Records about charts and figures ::
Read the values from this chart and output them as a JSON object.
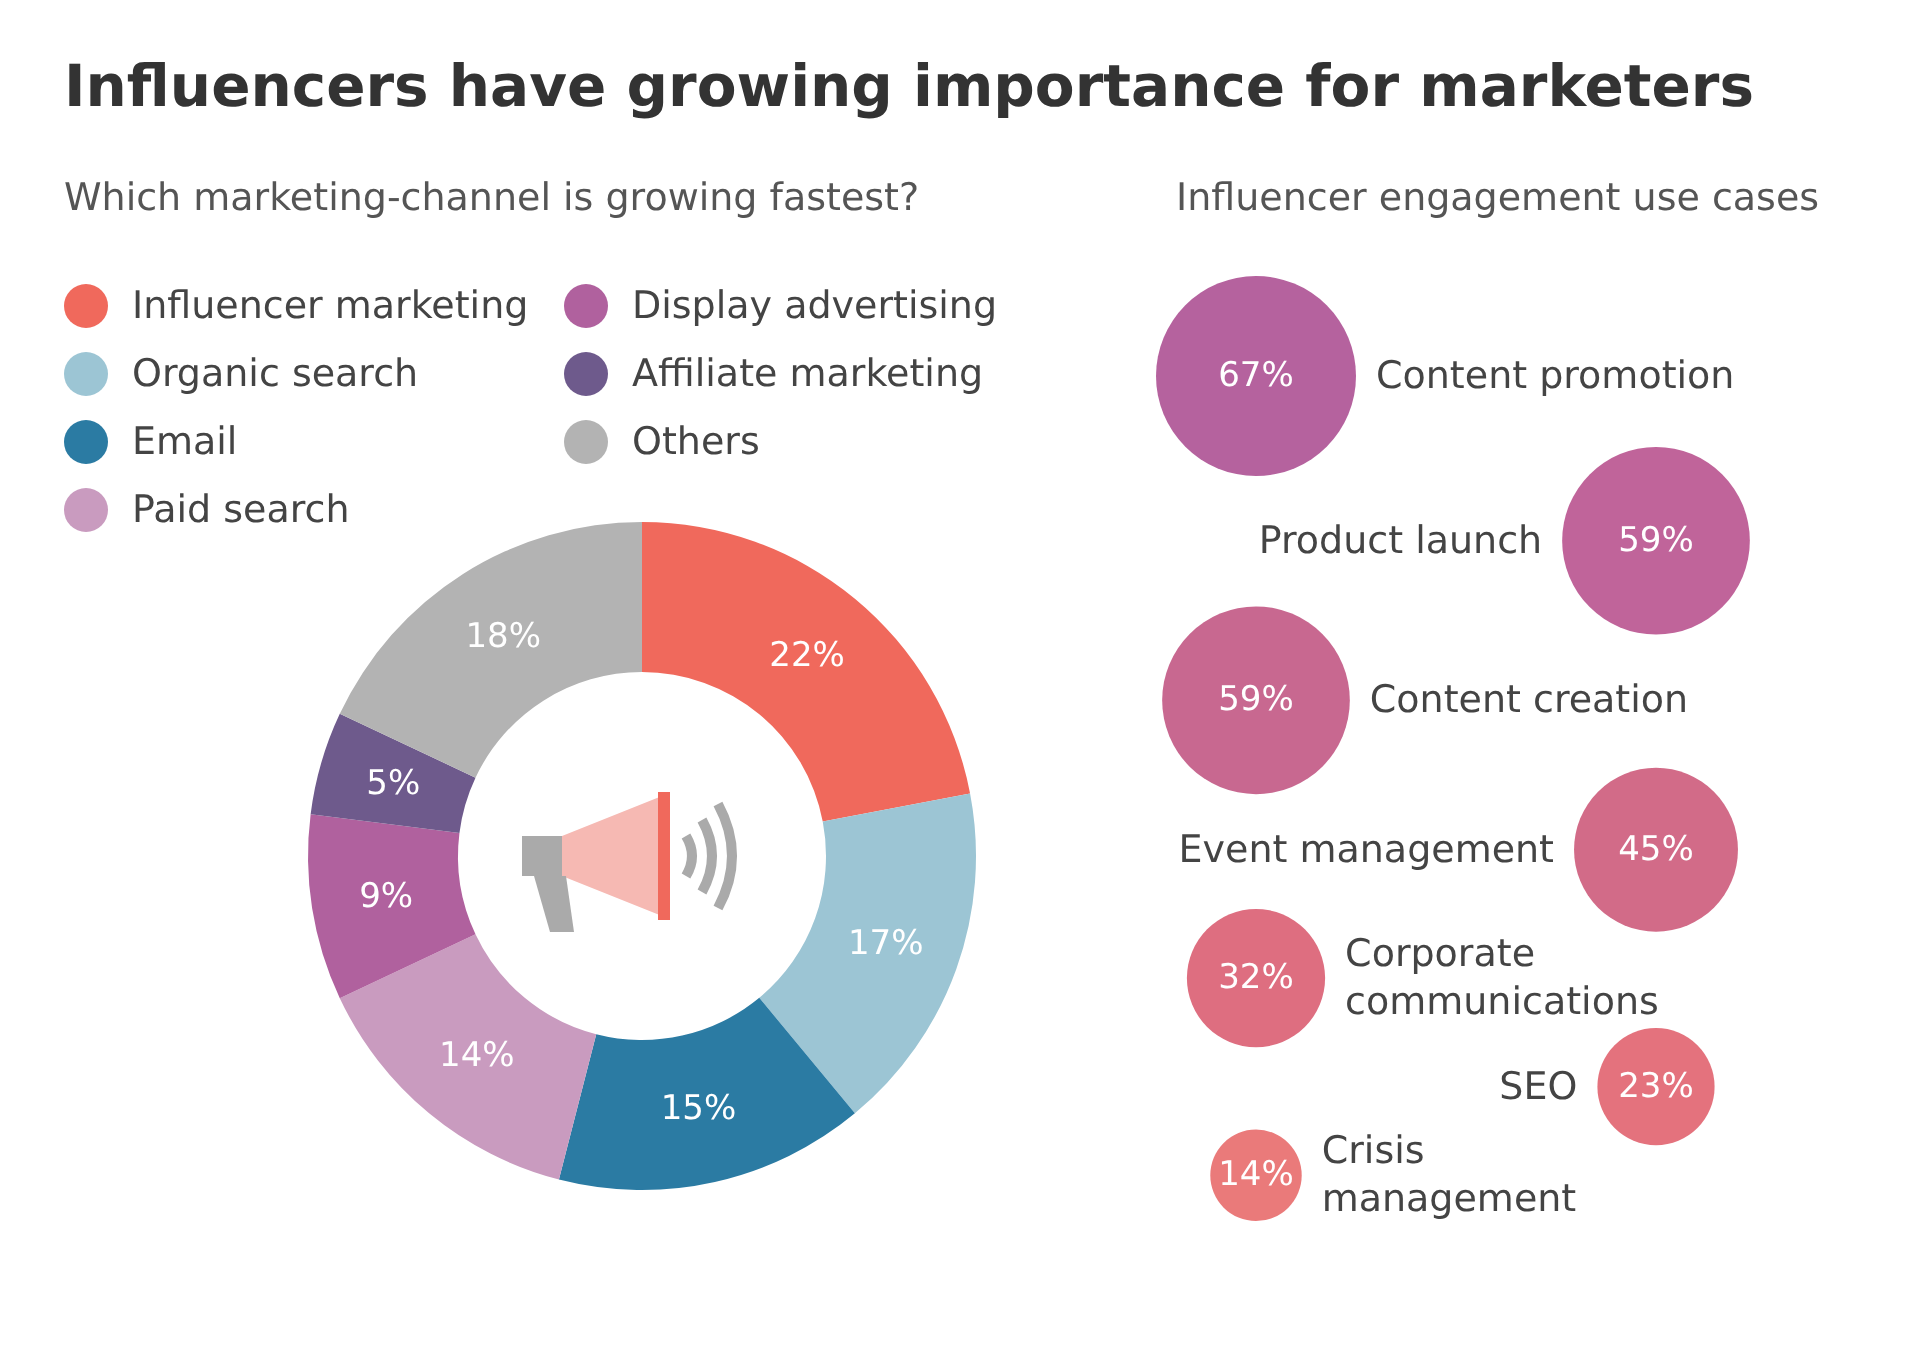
{
  "chart_data": [
    {
      "type": "donut",
      "title": "Influencers have growing importance for marketers",
      "subtitle": "Which marketing-channel is growing fastest?",
      "categories": [
        "Influencer marketing",
        "Organic search",
        "Email",
        "Paid search",
        "Display advertising",
        "Affiliate marketing",
        "Others"
      ],
      "values": [
        22,
        17,
        15,
        14,
        9,
        5,
        18
      ],
      "value_labels": [
        "22%",
        "17%",
        "15%",
        "14%",
        "9%",
        "5%",
        "18%"
      ],
      "colors": [
        "#f0695c",
        "#9cc5d4",
        "#2b7ba3",
        "#c99bbf",
        "#b0619e",
        "#6e5a8c",
        "#b3b3b3"
      ],
      "legend": "top"
    },
    {
      "type": "other",
      "title": "Influencer engagement use cases",
      "categories": [
        "Content promotion",
        "Product launch",
        "Content creation",
        "Event management",
        "Corporate\ncommunications",
        "SEO",
        "Crisis\nmanagement"
      ],
      "values": [
        67,
        59,
        59,
        45,
        32,
        23,
        14
      ],
      "value_labels": [
        "67%",
        "59%",
        "59%",
        "45%",
        "32%",
        "23%",
        "14%"
      ],
      "colors": [
        "#b5629e",
        "#c0649a",
        "#c86890",
        "#d26b88",
        "#de6e80",
        "#e4727d",
        "#ea7a7a"
      ]
    }
  ]
}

EXERCISE DIRECTIONS ::
Among the lines of the data, identify those with the word "growing". Copy each of them.

WORKED ANSWER ::
      "title": "Influencers have growing importance for marketers",
      "subtitle": "Which marketing-channel is growing fastest?",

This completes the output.